Quote the records that follow in full, leaving the pictures out.

— START Given entries —

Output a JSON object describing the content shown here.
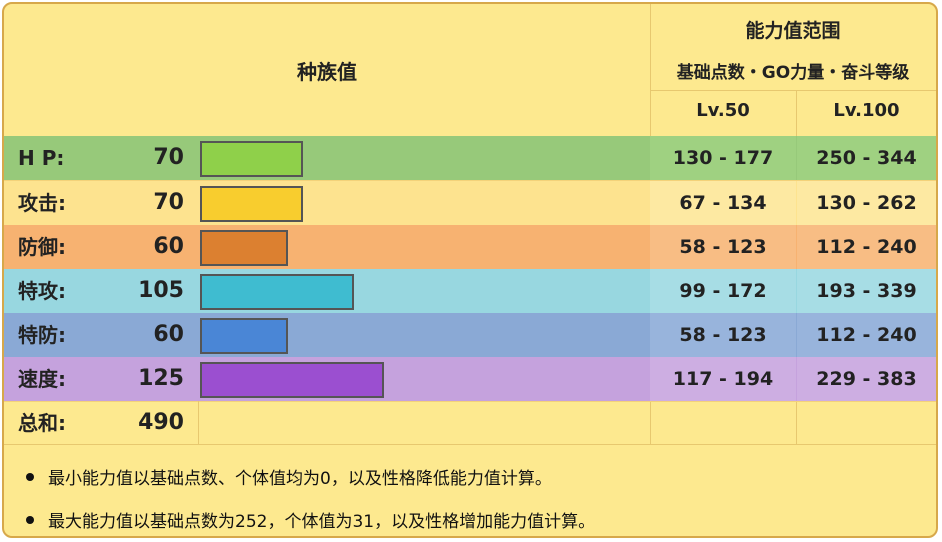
{
  "header": {
    "base_stats_title": "种族值",
    "range_title": "能力值范围",
    "range_subtitle": "基础点数・GO力量・奋斗等级",
    "lv50": "Lv.50",
    "lv100": "Lv.100"
  },
  "stats": [
    {
      "key": "hp",
      "label": "H P:",
      "value": 70,
      "range50": "130 - 177",
      "range100": "250 - 344",
      "row_color": "#97c97a",
      "cell_color": "#9fd181",
      "bar_color": "#8fd04a"
    },
    {
      "key": "atk",
      "label": "攻击:",
      "value": 70,
      "range50": "67 - 134",
      "range100": "130 - 262",
      "row_color": "#fde38f",
      "cell_color": "#fde9a2",
      "bar_color": "#f8cd2e"
    },
    {
      "key": "def",
      "label": "防御:",
      "value": 60,
      "range50": "58 - 123",
      "range100": "112 - 240",
      "row_color": "#f7b271",
      "cell_color": "#f8bd84",
      "bar_color": "#dc8030"
    },
    {
      "key": "spa",
      "label": "特攻:",
      "value": 105,
      "range50": "99 - 172",
      "range100": "193 - 339",
      "row_color": "#98d7e0",
      "cell_color": "#a7dde5",
      "bar_color": "#3fbcd0"
    },
    {
      "key": "spd",
      "label": "特防:",
      "value": 60,
      "range50": "58 - 123",
      "range100": "112 - 240",
      "row_color": "#8aa9d5",
      "cell_color": "#98b4dc",
      "bar_color": "#4a86d6"
    },
    {
      "key": "spe",
      "label": "速度:",
      "value": 125,
      "range50": "117 - 194",
      "range100": "229 - 383",
      "row_color": "#c5a2dd",
      "cell_color": "#cdaee2",
      "bar_color": "#9b4fd0"
    }
  ],
  "total": {
    "label": "总和:",
    "value": 490
  },
  "notes": [
    "最小能力值以基础点数、个体值均为0，以及性格降低能力值计算。",
    "最大能力值以基础点数为252，个体值为31，以及性格增加能力值计算。"
  ]
}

— END Given entries —

- [Task result]
Output a JSON object describing the content shown here.
{
  "header": {
    "base_stats_title": "种族值",
    "range_title": "能力值范围",
    "range_subtitle": "基础点数・GO力量・奋斗等级",
    "lv50": "Lv.50",
    "lv100": "Lv.100"
  },
  "stats": [
    {
      "key": "hp",
      "label": "H P:",
      "value": 70,
      "range50": "130 - 177",
      "range100": "250 - 344",
      "row_color": "#97c97a",
      "cell_color": "#9fd181",
      "bar_color": "#8fd04a"
    },
    {
      "key": "atk",
      "label": "攻击:",
      "value": 70,
      "range50": "67 - 134",
      "range100": "130 - 262",
      "row_color": "#fde38f",
      "cell_color": "#fde9a2",
      "bar_color": "#f8cd2e"
    },
    {
      "key": "def",
      "label": "防御:",
      "value": 60,
      "range50": "58 - 123",
      "range100": "112 - 240",
      "row_color": "#f7b271",
      "cell_color": "#f8bd84",
      "bar_color": "#dc8030"
    },
    {
      "key": "spa",
      "label": "特攻:",
      "value": 105,
      "range50": "99 - 172",
      "range100": "193 - 339",
      "row_color": "#98d7e0",
      "cell_color": "#a7dde5",
      "bar_color": "#3fbcd0"
    },
    {
      "key": "spd",
      "label": "特防:",
      "value": 60,
      "range50": "58 - 123",
      "range100": "112 - 240",
      "row_color": "#8aa9d5",
      "cell_color": "#98b4dc",
      "bar_color": "#4a86d6"
    },
    {
      "key": "spe",
      "label": "速度:",
      "value": 125,
      "range50": "117 - 194",
      "range100": "229 - 383",
      "row_color": "#c5a2dd",
      "cell_color": "#cdaee2",
      "bar_color": "#9b4fd0"
    }
  ],
  "total": {
    "label": "总和:",
    "value": 490
  },
  "notes": [
    "最小能力值以基础点数、个体值均为0，以及性格降低能力值计算。",
    "最大能力值以基础点数为252，个体值为31，以及性格增加能力值计算。"
  ]
}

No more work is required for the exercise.